*WHAT THE TASK ASKS:* Scan the data below. Pull out each line where "Febr" occurs.

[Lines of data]
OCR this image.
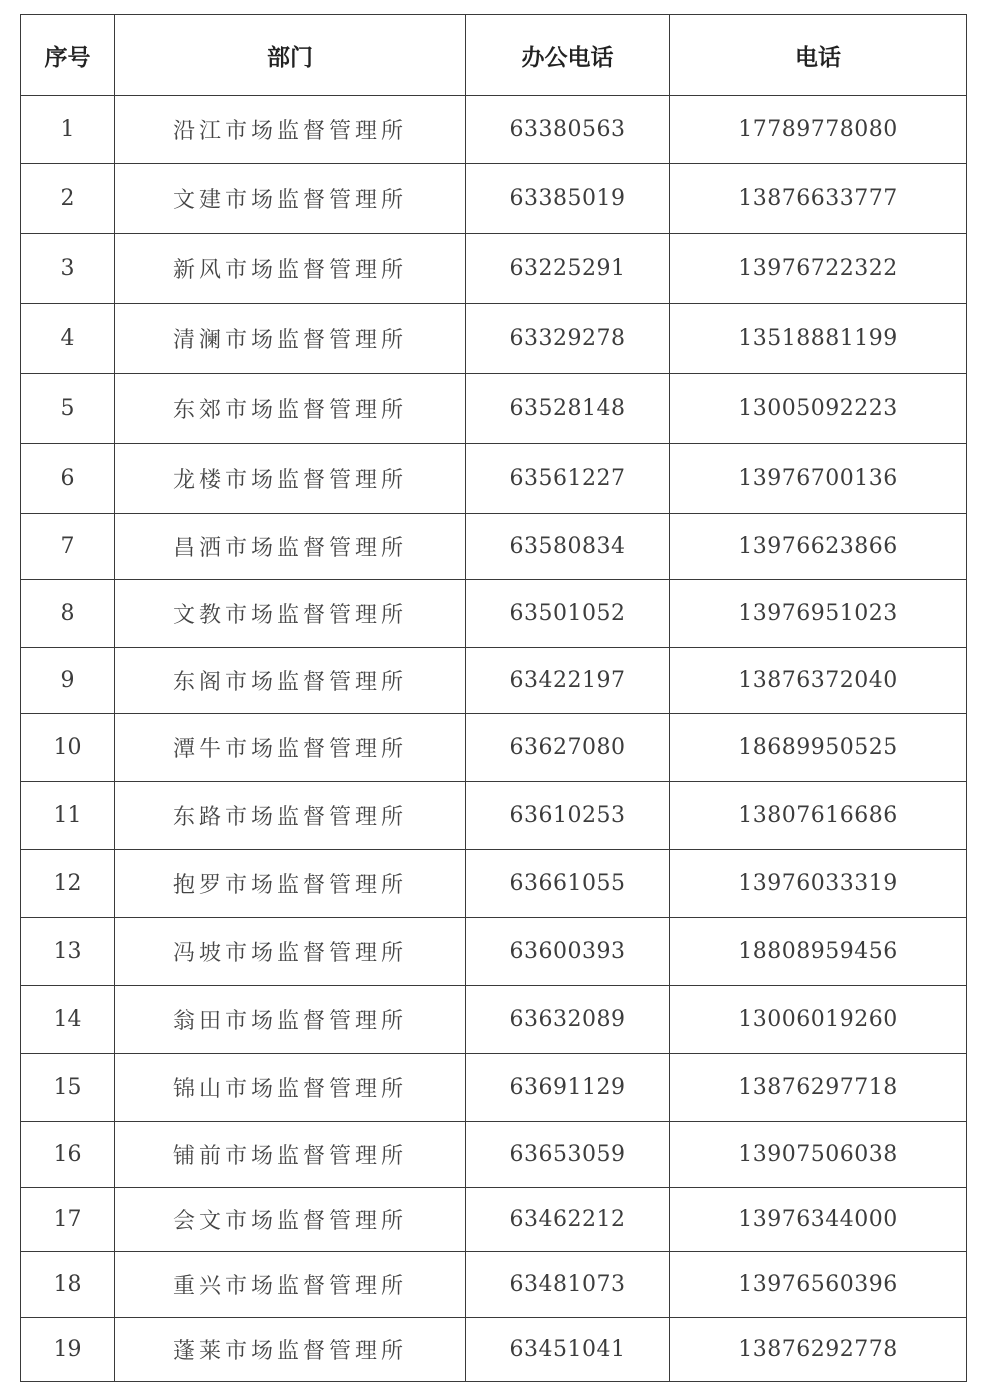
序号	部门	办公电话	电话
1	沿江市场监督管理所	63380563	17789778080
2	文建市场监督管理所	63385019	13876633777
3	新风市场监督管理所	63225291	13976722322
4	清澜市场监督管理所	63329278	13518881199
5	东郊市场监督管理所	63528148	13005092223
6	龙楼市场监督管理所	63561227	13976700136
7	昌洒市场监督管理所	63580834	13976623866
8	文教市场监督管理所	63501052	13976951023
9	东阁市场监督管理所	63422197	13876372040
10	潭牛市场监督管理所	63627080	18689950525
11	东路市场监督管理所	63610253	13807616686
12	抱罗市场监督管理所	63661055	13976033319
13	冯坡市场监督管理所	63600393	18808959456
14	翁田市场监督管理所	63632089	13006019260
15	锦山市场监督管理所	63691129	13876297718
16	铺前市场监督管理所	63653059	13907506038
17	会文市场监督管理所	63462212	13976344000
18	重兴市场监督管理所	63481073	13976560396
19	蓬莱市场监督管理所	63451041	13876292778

---

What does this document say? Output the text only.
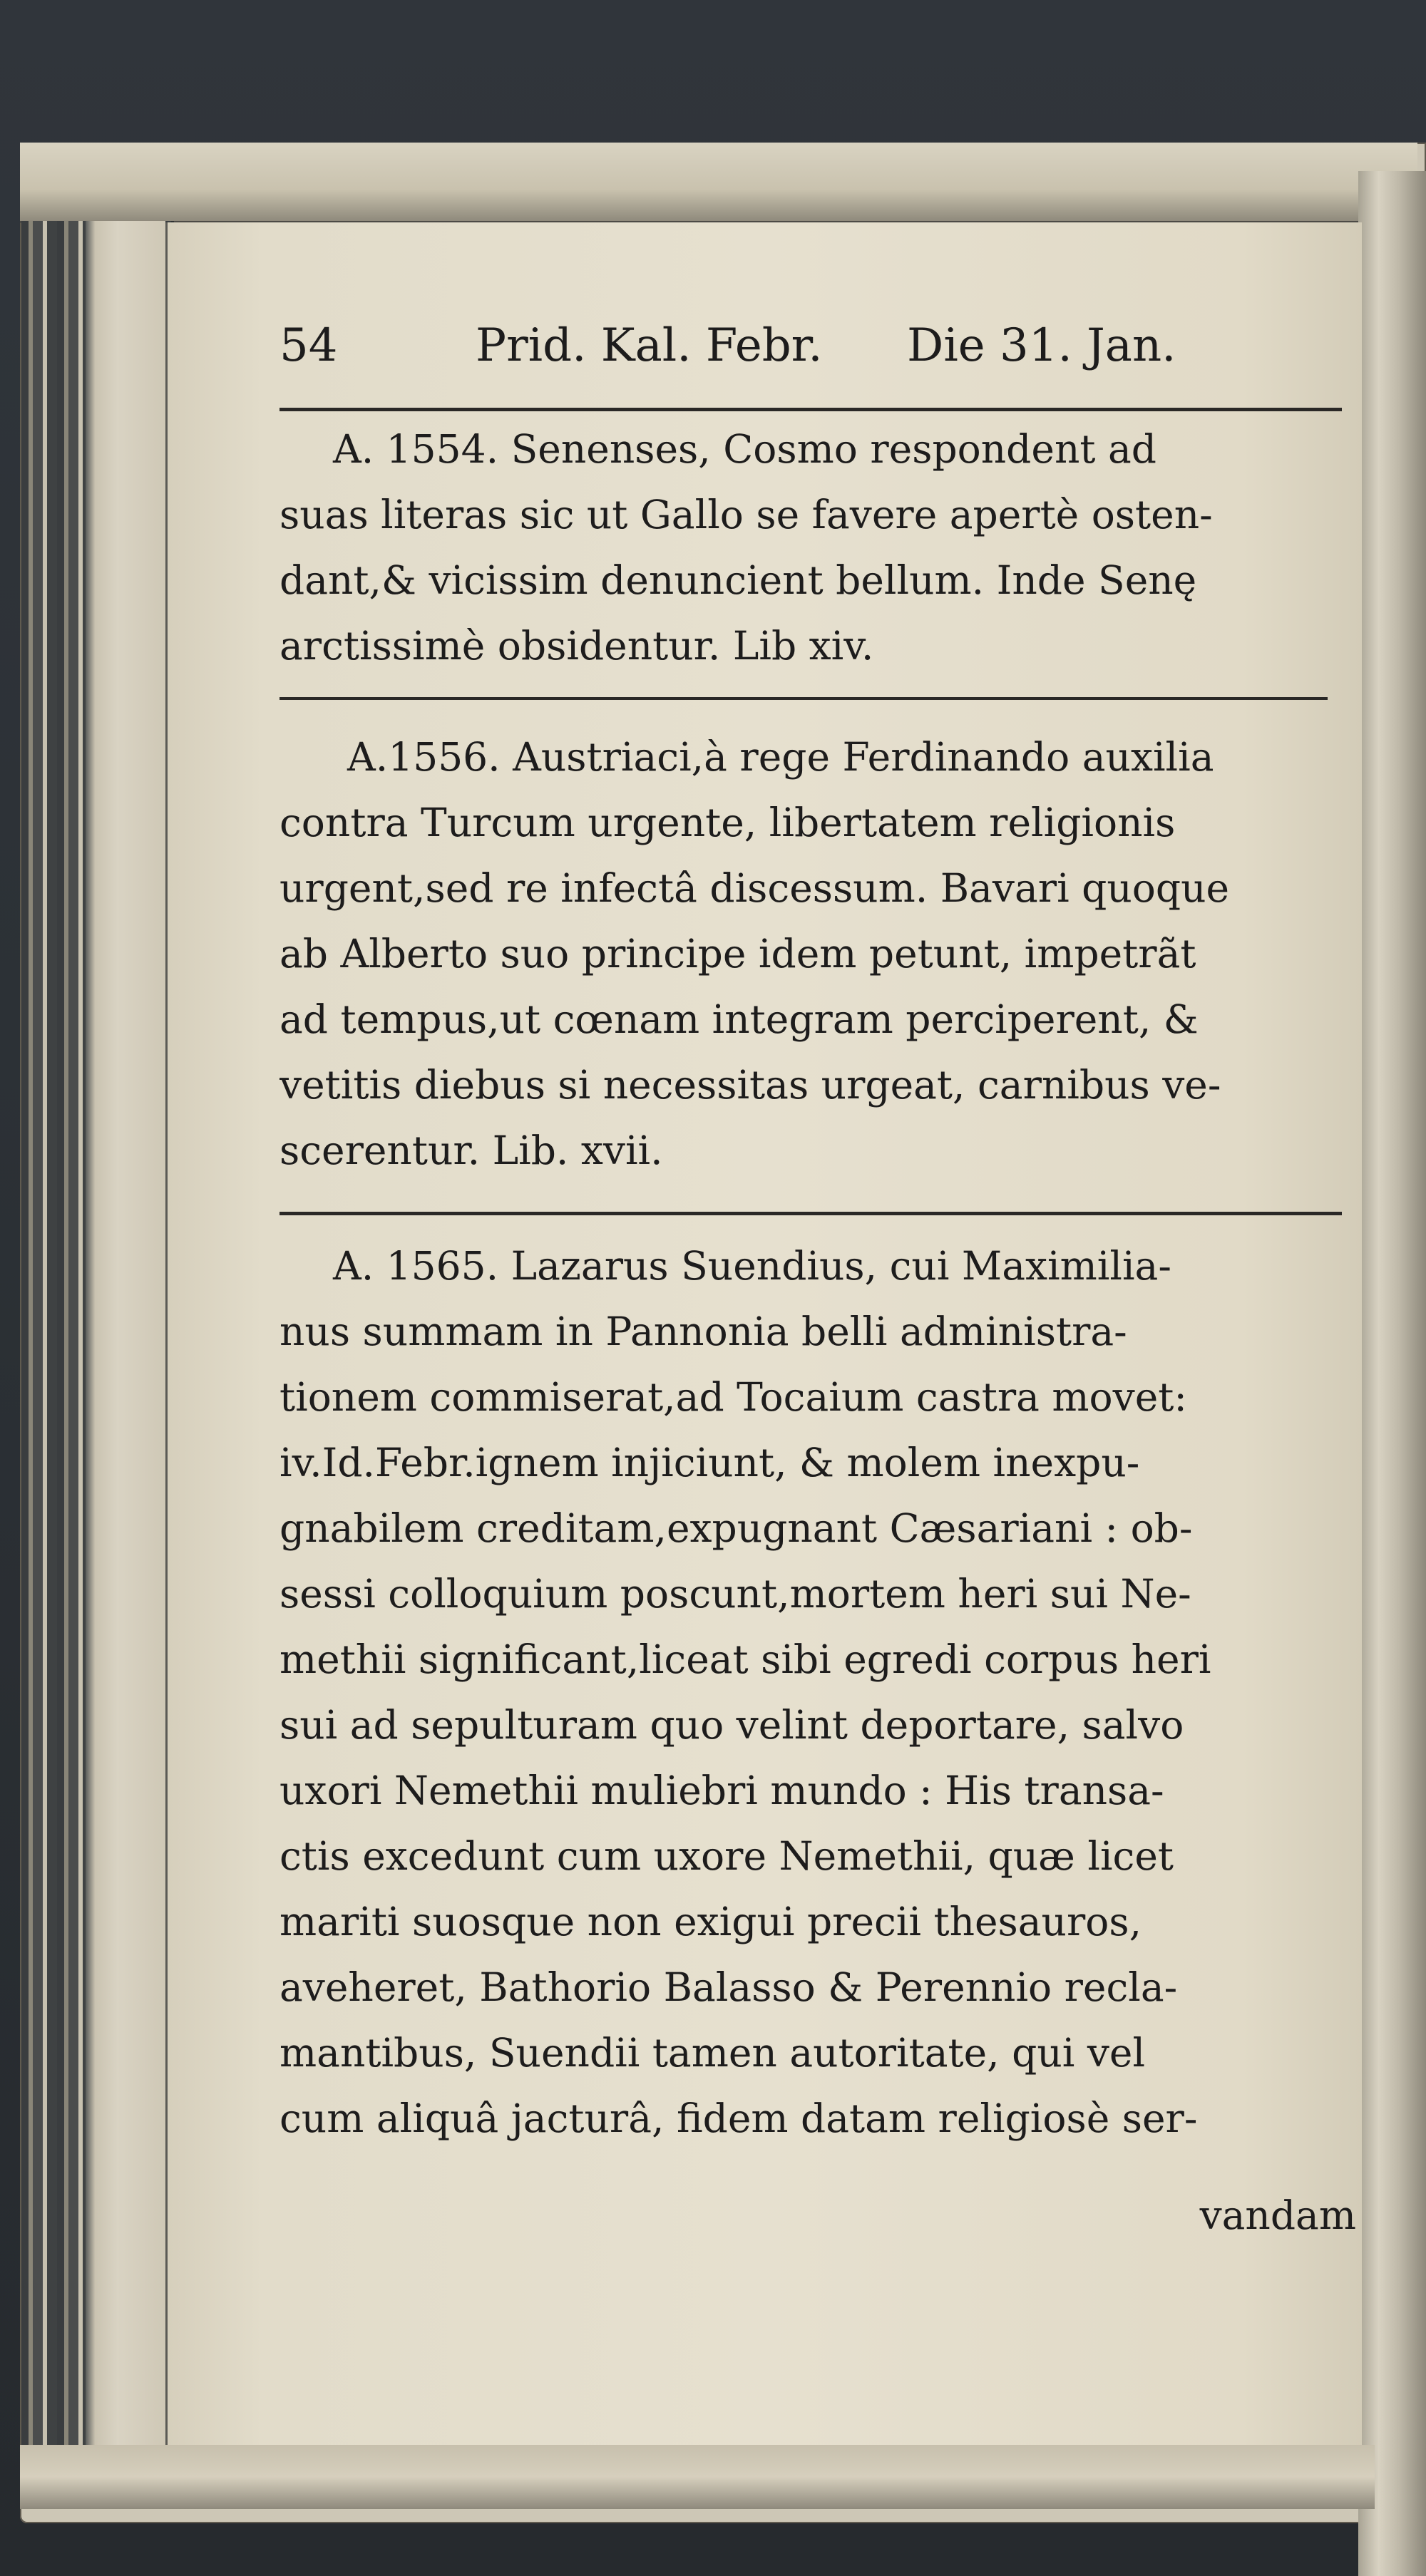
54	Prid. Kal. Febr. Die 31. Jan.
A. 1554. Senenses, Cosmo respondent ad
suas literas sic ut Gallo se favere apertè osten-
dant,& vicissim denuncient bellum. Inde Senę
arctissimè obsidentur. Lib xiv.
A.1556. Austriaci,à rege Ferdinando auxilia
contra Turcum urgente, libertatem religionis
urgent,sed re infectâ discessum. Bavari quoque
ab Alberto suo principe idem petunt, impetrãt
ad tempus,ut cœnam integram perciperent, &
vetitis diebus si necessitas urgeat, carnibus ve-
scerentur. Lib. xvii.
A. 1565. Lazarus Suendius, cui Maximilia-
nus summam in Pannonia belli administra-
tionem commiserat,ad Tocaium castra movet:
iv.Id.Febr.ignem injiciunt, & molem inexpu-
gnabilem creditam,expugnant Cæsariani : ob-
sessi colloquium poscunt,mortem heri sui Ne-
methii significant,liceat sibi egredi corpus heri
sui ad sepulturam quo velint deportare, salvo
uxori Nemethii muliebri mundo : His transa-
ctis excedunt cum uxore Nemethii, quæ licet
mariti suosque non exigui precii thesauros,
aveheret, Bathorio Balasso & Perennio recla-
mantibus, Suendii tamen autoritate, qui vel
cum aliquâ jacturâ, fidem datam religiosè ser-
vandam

*SOLUTION:*
54	Prid. Kal. Febr. Die 31. Jan.
iv.Id.Febr.ignem injiciunt, & molem inexpu-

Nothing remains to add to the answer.